- DIRECTIVE
Search the data for the word "solid" and copy every line where it occurs.

- PROVIDED RECORDS

※ ※ ※

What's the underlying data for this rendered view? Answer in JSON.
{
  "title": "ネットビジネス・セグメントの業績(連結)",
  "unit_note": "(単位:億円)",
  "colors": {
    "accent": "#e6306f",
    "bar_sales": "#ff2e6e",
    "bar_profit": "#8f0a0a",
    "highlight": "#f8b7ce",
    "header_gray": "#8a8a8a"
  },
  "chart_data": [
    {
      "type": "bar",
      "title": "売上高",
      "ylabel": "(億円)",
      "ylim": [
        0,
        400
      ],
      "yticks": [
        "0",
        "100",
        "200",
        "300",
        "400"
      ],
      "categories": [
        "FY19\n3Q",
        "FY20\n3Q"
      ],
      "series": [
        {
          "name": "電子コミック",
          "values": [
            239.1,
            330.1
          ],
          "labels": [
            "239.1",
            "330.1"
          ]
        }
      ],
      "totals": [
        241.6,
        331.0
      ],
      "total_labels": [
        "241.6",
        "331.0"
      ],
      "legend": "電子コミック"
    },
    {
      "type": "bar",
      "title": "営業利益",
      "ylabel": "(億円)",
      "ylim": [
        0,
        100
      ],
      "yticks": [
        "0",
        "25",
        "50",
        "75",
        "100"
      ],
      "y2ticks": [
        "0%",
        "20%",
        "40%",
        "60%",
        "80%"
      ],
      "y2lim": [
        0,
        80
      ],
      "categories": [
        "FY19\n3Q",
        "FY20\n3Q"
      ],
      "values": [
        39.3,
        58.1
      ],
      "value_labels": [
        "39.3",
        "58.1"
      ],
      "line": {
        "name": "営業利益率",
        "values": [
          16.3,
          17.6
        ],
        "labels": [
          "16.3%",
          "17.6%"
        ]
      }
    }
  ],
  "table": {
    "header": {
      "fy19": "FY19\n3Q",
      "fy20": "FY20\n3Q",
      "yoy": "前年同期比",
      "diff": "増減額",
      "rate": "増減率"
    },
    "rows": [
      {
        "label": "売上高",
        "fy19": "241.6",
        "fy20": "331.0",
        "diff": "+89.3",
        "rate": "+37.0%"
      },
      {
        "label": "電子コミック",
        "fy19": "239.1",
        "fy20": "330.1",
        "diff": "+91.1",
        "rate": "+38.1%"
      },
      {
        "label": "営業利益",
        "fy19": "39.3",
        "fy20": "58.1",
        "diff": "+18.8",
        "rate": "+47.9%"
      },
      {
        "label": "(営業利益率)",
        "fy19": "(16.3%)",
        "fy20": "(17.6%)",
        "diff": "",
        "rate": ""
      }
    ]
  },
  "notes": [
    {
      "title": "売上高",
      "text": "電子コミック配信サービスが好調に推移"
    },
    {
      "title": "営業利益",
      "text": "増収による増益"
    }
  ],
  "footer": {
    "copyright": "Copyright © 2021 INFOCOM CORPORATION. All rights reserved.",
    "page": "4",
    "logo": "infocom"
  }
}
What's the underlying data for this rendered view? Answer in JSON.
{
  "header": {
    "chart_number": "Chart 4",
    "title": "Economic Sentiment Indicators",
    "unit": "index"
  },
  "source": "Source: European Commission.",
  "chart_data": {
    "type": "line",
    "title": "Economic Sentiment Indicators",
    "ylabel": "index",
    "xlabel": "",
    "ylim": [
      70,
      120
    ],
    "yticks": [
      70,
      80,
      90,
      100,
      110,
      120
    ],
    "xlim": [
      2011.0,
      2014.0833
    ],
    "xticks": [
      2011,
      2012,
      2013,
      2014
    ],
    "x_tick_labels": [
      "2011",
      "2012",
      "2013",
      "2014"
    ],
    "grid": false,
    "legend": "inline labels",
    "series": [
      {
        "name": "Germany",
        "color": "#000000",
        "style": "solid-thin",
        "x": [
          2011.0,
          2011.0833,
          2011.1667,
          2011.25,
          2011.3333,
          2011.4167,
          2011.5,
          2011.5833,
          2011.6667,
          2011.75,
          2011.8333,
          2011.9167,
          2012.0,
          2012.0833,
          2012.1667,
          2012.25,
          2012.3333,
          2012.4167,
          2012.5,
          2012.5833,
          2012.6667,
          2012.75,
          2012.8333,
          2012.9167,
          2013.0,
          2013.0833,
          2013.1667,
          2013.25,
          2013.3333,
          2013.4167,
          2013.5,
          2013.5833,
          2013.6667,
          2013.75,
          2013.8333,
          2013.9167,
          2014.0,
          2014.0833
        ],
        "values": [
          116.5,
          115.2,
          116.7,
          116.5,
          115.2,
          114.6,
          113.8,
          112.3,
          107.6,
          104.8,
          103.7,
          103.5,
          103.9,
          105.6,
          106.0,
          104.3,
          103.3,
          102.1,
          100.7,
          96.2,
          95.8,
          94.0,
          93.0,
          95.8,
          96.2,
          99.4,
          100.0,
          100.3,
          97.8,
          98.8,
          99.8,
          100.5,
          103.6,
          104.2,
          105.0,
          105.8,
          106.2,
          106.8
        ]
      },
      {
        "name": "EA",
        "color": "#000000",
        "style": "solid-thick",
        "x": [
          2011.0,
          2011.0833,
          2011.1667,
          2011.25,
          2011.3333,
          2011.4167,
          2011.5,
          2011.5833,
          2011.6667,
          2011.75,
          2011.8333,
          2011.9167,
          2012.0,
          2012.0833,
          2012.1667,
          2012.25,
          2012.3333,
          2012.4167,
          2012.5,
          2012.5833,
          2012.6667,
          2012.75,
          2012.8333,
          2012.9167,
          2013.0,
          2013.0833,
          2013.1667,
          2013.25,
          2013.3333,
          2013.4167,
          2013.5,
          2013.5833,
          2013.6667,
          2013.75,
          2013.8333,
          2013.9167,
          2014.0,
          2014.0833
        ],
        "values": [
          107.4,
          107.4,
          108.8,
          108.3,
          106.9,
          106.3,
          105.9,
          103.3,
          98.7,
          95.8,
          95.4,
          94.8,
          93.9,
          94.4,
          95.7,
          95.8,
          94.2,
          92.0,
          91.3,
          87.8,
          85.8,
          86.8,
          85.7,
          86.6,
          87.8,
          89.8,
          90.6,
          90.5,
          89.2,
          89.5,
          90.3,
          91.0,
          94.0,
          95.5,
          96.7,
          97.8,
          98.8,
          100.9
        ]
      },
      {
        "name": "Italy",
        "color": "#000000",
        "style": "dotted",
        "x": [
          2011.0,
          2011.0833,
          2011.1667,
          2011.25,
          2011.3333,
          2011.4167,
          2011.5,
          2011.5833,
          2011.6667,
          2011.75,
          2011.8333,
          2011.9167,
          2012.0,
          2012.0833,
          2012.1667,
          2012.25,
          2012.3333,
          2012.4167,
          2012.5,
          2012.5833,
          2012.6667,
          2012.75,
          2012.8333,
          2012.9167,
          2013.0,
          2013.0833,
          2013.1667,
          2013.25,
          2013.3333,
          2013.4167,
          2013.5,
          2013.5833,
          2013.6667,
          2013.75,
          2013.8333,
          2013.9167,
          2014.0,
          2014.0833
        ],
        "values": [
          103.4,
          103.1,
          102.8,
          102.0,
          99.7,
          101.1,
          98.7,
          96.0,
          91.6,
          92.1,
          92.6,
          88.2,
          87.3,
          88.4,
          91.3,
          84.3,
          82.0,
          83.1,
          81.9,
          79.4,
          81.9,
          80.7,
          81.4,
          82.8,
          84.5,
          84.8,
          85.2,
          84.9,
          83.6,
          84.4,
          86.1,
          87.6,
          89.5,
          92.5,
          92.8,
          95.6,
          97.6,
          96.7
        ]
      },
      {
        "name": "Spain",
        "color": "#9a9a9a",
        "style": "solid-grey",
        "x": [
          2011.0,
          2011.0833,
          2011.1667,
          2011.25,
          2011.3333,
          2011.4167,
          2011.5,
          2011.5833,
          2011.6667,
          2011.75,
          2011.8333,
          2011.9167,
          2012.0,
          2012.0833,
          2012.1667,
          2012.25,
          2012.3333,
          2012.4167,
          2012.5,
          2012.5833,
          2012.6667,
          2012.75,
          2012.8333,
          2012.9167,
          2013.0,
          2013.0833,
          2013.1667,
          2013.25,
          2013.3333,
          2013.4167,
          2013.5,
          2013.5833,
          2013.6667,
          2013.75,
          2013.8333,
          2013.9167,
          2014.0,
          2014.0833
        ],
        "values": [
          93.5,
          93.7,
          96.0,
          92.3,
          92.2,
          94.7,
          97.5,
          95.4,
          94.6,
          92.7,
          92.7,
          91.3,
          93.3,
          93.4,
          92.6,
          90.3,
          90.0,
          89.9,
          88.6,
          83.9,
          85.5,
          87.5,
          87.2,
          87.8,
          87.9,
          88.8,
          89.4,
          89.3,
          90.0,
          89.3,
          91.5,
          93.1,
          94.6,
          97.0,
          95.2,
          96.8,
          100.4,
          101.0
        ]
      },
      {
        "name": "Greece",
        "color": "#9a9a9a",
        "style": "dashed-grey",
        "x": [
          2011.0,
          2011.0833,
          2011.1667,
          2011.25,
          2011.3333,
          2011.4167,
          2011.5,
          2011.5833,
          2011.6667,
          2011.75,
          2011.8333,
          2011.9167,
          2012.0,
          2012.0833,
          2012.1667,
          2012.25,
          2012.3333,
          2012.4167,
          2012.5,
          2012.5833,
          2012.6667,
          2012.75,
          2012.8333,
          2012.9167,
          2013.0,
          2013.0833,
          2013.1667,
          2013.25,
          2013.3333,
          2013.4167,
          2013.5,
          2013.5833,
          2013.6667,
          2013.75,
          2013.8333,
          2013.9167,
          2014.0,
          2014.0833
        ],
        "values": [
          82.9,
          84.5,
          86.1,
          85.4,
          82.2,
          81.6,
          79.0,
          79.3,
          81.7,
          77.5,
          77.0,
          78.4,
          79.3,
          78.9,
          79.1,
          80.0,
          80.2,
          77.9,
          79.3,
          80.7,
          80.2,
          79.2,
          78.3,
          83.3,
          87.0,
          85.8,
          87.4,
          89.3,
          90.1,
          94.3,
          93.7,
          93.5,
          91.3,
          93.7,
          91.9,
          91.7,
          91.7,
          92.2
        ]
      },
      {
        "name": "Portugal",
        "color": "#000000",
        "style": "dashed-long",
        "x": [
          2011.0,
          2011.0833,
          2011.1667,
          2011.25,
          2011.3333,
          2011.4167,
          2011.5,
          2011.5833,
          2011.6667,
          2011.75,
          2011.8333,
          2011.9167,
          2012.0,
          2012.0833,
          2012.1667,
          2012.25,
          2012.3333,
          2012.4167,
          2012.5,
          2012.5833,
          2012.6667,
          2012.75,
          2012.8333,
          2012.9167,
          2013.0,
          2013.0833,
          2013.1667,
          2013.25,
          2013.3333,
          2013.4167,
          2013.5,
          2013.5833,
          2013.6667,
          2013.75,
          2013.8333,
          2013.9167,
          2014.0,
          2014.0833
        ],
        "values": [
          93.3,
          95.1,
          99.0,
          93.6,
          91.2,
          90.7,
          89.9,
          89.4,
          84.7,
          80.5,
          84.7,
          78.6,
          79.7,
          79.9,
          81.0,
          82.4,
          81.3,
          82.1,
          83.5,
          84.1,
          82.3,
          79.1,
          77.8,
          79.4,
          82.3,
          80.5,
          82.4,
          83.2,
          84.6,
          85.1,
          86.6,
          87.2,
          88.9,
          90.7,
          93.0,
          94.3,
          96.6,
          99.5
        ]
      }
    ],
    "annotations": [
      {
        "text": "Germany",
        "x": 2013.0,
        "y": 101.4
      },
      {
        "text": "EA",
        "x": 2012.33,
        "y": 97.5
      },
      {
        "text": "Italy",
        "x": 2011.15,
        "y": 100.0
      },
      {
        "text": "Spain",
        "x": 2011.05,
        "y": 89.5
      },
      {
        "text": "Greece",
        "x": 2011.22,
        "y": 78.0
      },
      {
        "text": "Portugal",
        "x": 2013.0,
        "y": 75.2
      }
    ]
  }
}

※ ※ ※

- CORRECT RESULT
        "style": "solid-thin",
        "style": "solid-thick",
        "style": "solid-grey",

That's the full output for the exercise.